TASK STATEMENT
Report every line in the listing below where the string "life" shows up.

# # #

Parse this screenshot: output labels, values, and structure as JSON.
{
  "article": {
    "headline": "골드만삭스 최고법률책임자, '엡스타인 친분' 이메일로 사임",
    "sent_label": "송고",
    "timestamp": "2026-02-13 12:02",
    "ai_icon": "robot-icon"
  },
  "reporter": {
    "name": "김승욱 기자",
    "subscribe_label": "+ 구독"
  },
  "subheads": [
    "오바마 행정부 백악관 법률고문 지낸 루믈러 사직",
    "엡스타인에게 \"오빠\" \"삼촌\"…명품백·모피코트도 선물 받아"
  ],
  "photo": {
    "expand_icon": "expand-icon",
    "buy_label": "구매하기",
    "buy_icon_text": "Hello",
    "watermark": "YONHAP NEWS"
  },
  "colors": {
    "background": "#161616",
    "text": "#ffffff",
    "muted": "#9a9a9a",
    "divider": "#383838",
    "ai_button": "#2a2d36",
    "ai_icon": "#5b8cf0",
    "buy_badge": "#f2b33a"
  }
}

# # #

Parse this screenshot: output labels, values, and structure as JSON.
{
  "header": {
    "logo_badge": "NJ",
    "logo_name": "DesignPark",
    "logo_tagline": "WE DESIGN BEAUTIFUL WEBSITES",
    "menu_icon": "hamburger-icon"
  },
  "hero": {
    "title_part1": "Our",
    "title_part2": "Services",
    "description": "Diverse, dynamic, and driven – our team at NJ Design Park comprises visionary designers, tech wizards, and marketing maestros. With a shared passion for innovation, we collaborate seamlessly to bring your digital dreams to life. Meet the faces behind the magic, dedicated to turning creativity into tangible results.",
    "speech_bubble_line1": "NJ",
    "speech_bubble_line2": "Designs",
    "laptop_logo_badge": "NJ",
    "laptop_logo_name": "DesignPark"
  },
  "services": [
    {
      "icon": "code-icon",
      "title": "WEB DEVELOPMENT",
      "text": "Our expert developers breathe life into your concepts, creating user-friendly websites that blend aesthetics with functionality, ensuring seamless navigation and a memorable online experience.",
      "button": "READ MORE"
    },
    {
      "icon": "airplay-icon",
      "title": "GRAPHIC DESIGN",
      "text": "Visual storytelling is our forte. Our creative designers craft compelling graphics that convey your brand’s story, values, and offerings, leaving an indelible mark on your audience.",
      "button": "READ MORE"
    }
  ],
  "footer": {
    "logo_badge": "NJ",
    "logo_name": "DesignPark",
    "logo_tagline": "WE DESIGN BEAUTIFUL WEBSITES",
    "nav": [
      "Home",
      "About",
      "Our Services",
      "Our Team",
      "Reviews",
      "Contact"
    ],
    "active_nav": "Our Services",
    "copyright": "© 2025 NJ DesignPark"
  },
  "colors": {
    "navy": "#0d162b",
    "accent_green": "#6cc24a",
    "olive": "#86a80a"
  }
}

# # #

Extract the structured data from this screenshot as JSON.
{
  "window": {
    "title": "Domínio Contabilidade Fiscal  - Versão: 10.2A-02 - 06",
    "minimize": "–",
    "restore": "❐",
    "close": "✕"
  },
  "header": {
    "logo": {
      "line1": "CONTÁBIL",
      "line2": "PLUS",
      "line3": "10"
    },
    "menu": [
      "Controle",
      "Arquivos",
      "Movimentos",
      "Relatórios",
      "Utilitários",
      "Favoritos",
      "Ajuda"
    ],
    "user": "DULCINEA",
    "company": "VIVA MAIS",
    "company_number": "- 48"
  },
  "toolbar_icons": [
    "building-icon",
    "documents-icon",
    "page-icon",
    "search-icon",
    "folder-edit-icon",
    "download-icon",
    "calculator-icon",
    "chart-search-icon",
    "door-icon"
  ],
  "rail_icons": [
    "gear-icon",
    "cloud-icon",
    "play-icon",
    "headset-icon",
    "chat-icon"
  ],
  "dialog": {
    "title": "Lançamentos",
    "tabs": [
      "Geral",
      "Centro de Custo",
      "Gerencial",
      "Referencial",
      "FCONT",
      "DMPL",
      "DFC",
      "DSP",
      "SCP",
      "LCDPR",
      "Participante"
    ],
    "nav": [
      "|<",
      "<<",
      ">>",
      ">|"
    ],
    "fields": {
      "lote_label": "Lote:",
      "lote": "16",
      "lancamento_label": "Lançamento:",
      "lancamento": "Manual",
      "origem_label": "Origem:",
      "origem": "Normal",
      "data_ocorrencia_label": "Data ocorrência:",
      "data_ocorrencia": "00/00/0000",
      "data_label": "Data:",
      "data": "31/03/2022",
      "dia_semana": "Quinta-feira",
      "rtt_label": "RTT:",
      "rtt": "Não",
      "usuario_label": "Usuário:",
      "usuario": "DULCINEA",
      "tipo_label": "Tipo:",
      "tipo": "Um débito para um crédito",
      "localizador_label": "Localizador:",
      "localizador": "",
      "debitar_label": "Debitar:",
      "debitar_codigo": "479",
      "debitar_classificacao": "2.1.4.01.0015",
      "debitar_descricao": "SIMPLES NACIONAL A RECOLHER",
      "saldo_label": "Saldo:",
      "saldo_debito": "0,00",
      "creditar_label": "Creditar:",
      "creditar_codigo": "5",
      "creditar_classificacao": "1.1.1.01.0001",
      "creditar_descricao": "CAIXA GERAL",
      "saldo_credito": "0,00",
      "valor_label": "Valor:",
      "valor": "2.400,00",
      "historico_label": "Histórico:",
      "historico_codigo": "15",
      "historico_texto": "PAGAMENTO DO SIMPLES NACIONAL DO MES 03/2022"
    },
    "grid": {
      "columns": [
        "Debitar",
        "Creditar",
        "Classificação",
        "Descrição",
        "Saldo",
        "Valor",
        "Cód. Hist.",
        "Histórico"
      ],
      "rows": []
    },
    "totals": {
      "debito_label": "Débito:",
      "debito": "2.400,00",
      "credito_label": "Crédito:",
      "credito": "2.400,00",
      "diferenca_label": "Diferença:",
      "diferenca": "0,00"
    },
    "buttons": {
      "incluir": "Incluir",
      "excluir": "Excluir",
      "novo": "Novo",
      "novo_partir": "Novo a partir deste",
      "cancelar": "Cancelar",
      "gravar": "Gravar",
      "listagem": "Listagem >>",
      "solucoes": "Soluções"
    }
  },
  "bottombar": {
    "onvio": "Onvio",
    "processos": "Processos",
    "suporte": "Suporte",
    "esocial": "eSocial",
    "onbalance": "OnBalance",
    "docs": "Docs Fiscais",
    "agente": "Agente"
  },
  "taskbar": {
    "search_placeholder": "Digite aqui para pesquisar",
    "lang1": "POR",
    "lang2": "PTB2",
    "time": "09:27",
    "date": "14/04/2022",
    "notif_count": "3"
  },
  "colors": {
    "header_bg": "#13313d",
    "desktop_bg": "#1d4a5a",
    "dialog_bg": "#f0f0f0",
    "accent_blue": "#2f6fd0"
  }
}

# # #

THE RESPONSE
    "description": "Diverse, dynamic, and driven – our team at NJ Design Park comprises visionary designers, tech wizards, and marketing maestros. With a shared passion for innovation, we collaborate seamlessly to bring your digital dreams to life. Meet the faces behind the magic, dedicated to turning creativity into tangible results.",
      "text": "Our expert developers breathe life into your concepts, creating user-friendly websites that blend aesthetics with functionality, ensuring seamless navigation and a memorable online experience.",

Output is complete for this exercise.